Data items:
---+---
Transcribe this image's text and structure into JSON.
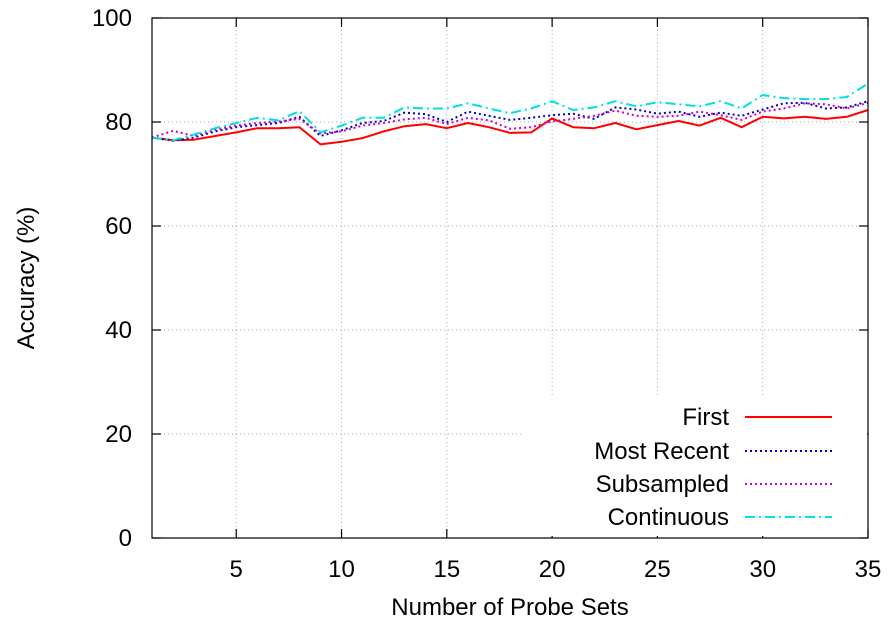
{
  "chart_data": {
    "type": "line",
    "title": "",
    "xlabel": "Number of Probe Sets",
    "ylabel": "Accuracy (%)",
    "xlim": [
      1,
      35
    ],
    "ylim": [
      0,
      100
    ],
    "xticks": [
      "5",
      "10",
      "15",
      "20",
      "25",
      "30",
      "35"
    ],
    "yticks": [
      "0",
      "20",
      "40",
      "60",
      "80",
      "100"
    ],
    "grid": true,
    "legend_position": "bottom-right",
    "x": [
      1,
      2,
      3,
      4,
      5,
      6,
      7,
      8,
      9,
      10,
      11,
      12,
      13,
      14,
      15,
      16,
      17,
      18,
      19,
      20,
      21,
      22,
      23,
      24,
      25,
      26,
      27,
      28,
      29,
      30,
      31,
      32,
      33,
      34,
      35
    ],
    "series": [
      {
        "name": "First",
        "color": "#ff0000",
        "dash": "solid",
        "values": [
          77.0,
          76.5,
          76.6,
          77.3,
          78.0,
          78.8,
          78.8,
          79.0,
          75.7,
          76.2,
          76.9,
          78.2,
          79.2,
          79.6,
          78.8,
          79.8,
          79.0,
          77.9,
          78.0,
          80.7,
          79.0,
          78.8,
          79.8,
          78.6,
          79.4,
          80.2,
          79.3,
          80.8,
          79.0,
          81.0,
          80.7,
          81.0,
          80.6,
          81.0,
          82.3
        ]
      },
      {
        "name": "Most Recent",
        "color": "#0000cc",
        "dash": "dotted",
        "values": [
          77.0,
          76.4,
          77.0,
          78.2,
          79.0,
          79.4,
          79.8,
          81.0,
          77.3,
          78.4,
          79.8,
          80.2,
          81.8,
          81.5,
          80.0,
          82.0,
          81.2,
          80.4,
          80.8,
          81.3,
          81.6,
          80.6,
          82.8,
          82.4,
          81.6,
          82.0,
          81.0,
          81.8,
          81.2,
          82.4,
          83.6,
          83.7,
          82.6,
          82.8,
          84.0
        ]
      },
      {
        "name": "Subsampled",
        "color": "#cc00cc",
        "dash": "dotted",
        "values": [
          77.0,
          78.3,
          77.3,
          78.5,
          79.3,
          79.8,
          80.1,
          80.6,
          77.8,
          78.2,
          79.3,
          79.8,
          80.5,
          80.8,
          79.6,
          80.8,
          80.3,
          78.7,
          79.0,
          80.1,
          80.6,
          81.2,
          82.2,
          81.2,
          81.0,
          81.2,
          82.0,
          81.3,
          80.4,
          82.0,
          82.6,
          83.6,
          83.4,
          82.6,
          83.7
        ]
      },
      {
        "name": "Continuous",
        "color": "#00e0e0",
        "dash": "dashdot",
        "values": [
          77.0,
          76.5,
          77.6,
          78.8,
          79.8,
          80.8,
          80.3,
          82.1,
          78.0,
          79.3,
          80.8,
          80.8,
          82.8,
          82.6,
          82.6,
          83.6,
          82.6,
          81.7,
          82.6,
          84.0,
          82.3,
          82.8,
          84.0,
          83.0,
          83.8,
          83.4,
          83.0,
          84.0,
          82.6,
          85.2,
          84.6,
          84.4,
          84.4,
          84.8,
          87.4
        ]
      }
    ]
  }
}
---+---
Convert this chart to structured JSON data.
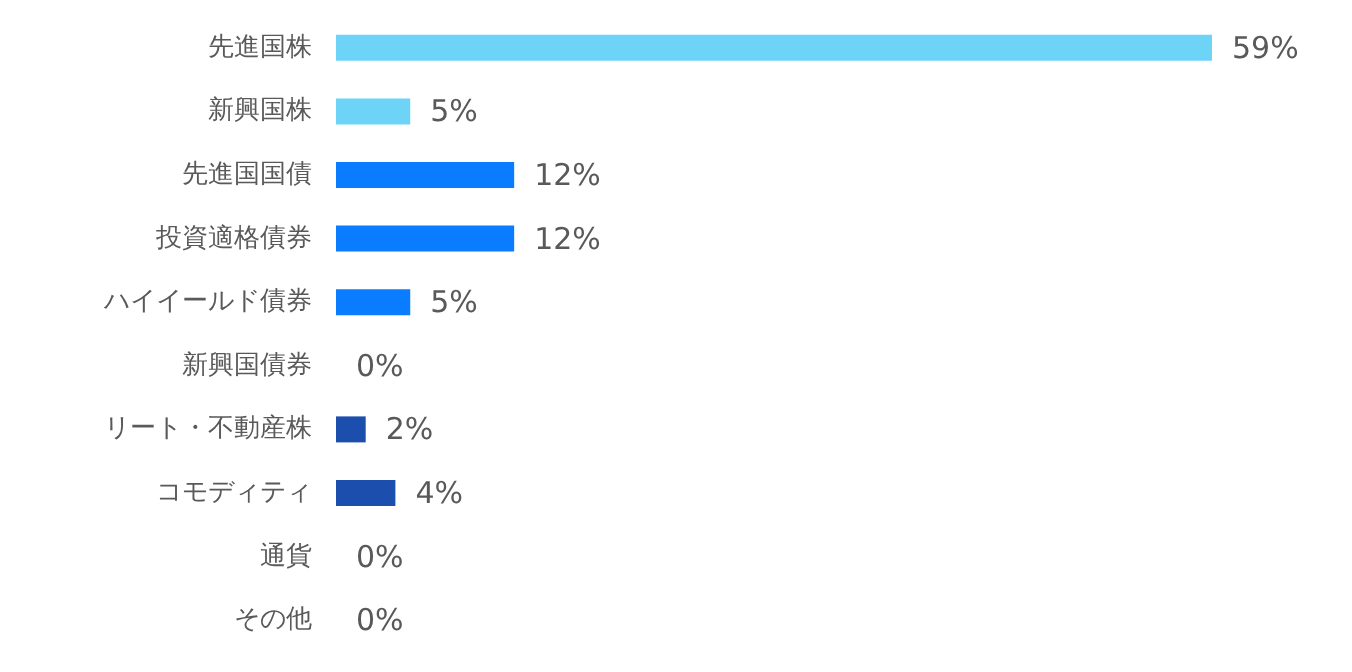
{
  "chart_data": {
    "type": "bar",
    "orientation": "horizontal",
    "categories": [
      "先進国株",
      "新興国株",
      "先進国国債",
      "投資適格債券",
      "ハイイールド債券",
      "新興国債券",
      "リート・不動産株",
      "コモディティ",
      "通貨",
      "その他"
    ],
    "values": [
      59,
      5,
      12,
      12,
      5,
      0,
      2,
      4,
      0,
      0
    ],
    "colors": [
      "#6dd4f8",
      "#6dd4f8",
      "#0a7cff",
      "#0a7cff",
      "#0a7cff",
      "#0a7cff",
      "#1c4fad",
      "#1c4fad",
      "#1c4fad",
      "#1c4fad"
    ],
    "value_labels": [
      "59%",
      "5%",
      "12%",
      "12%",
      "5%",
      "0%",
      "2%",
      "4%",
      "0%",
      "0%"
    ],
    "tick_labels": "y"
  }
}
---+---
**WHAT THE EXERCISE ASKS**: Identify all lines where the word "name" shows up. Copy them.

**COMPLETE ANSWER**:
        "name": "First",
        "name": "Most Recent",
        "name": "Subsampled",
        "name": "Continuous",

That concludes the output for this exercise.